◆ **Rows**
----

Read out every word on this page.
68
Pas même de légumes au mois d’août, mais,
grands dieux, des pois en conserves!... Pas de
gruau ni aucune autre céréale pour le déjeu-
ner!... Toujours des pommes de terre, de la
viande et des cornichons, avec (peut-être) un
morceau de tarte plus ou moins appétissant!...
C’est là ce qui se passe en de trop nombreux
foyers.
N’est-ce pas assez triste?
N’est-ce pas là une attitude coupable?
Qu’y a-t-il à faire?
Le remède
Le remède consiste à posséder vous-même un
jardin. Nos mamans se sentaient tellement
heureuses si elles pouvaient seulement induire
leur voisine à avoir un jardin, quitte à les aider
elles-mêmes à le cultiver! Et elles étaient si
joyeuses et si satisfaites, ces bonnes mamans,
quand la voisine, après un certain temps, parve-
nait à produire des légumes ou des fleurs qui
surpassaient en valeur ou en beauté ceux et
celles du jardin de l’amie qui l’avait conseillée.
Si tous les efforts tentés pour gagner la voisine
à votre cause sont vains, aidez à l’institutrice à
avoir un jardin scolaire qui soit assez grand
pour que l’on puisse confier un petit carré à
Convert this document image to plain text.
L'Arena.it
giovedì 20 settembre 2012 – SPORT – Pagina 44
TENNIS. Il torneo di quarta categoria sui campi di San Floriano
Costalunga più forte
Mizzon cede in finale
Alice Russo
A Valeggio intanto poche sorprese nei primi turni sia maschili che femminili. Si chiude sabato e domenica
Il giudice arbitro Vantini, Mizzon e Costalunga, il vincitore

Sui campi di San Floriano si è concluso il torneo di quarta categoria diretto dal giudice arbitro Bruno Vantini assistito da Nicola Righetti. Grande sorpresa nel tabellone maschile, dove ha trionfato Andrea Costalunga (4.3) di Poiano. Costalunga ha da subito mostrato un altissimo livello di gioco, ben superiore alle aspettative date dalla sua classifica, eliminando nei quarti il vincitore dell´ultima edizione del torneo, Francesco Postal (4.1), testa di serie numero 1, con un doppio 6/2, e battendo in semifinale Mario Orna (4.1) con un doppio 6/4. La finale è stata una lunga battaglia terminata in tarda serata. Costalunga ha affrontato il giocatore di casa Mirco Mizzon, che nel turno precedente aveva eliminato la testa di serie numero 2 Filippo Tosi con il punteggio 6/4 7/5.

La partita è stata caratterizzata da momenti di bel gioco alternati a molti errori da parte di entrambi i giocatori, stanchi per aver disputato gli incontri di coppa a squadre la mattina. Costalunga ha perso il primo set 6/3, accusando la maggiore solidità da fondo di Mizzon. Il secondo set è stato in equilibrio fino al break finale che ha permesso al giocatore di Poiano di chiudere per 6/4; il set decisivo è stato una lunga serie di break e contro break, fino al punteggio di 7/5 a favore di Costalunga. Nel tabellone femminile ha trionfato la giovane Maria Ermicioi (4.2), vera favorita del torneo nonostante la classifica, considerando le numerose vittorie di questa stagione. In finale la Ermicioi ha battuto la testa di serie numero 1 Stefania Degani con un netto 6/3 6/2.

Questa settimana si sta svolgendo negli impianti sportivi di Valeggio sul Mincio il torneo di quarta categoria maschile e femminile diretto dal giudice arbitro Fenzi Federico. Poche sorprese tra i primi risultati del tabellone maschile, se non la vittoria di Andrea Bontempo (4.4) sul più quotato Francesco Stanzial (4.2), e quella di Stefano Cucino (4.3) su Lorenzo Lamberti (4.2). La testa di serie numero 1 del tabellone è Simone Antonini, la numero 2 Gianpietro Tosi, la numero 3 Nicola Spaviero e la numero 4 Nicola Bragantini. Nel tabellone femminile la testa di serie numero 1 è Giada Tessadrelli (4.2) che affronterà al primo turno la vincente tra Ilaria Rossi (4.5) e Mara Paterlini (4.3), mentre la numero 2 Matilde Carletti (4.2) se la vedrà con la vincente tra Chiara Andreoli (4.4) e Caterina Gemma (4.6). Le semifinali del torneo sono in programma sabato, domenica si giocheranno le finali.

----

◆ **Instructions for the task**
Print the material above once more, exactly.

◆ **Response to the exercise**
Read out every word on this page.
68
Pas même de légumes au mois d’août, mais,
grands dieux, des pois en conserves!... Pas de
gruau ni aucune autre céréale pour le déjeu-
ner!... Toujours des pommes de terre, de la
viande et des cornichons, avec (peut-être) un
morceau de tarte plus ou moins appétissant!...
C’est là ce qui se passe en de trop nombreux
foyers.
N’est-ce pas assez triste?
N’est-ce pas là une attitude coupable?
Qu’y a-t-il à faire?
Le remède
Le remède consiste à posséder vous-même un
jardin. Nos mamans se sentaient tellement
heureuses si elles pouvaient seulement induire
leur voisine à avoir un jardin, quitte à les aider
elles-mêmes à le cultiver! Et elles étaient si
joyeuses et si satisfaites, ces bonnes mamans,
quand la voisine, après un certain temps, parve-
nait à produire des légumes ou des fleurs qui
surpassaient en valeur ou en beauté ceux et
celles du jardin de l’amie qui l’avait conseillée.
Si tous les efforts tentés pour gagner la voisine
à votre cause sont vains, aidez à l’institutrice à
avoir un jardin scolaire qui soit assez grand
pour que l’on puisse confier un petit carré à
Convert this document image to plain text.
L'Arena.it
giovedì 20 settembre 2012 – SPORT – Pagina 44
TENNIS. Il torneo di quarta categoria sui campi di San Floriano
Costalunga più forte
Mizzon cede in finale
Alice Russo
A Valeggio intanto poche sorprese nei primi turni sia maschili che femminili. Si chiude sabato e domenica
Il giudice arbitro Vantini, Mizzon e Costalunga, il vincitore

Sui campi di San Floriano si è concluso il torneo di quarta categoria diretto dal giudice arbitro Bruno Vantini assistito da Nicola Righetti. Grande sorpresa nel tabellone maschile, dove ha trionfato Andrea Costalunga (4.3) di Poiano. Costalunga ha da subito mostrato un altissimo livello di gioco, ben superiore alle aspettative date dalla sua classifica, eliminando nei quarti il vincitore dell´ultima edizione del torneo, Francesco Postal (4.1), testa di serie numero 1, con un doppio 6/2, e battendo in semifinale Mario Orna (4.1) con un doppio 6/4. La finale è stata una lunga battaglia terminata in tarda serata. Costalunga ha affrontato il giocatore di casa Mirco Mizzon, che nel turno precedente aveva eliminato la testa di serie numero 2 Filippo Tosi con il punteggio 6/4 7/5.

La partita è stata caratterizzata da momenti di bel gioco alternati a molti errori da parte di entrambi i giocatori, stanchi per aver disputato gli incontri di coppa a squadre la mattina. Costalunga ha perso il primo set 6/3, accusando la maggiore solidità da fondo di Mizzon. Il secondo set è stato in equilibrio fino al break finale che ha permesso al giocatore di Poiano di chiudere per 6/4; il set decisivo è stato una lunga serie di break e contro break, fino al punteggio di 7/5 a favore di Costalunga. Nel tabellone femminile ha trionfato la giovane Maria Ermicioi (4.2), vera favorita del torneo nonostante la classifica, considerando le numerose vittorie di questa stagione. In finale la Ermicioi ha battuto la testa di serie numero 1 Stefania Degani con un netto 6/3 6/2.

Questa settimana si sta svolgendo negli impianti sportivi di Valeggio sul Mincio il torneo di quarta categoria maschile e femminile diretto dal giudice arbitro Fenzi Federico. Poche sorprese tra i primi risultati del tabellone maschile, se non la vittoria di Andrea Bontempo (4.4) sul più quotato Francesco Stanzial (4.2), e quella di Stefano Cucino (4.3) su Lorenzo Lamberti (4.2). La testa di serie numero 1 del tabellone è Simone Antonini, la numero 2 Gianpietro Tosi, la numero 3 Nicola Spaviero e la numero 4 Nicola Bragantini. Nel tabellone femminile la testa di serie numero 1 è Giada Tessadrelli (4.2) che affronterà al primo turno la vincente tra Ilaria Rossi (4.5) e Mara Paterlini (4.3), mentre la numero 2 Matilde Carletti (4.2) se la vedrà con la vincente tra Chiara Andreoli (4.4) e Caterina Gemma (4.6). Le semifinali del torneo sono in programma sabato, domenica si giocheranno le finali.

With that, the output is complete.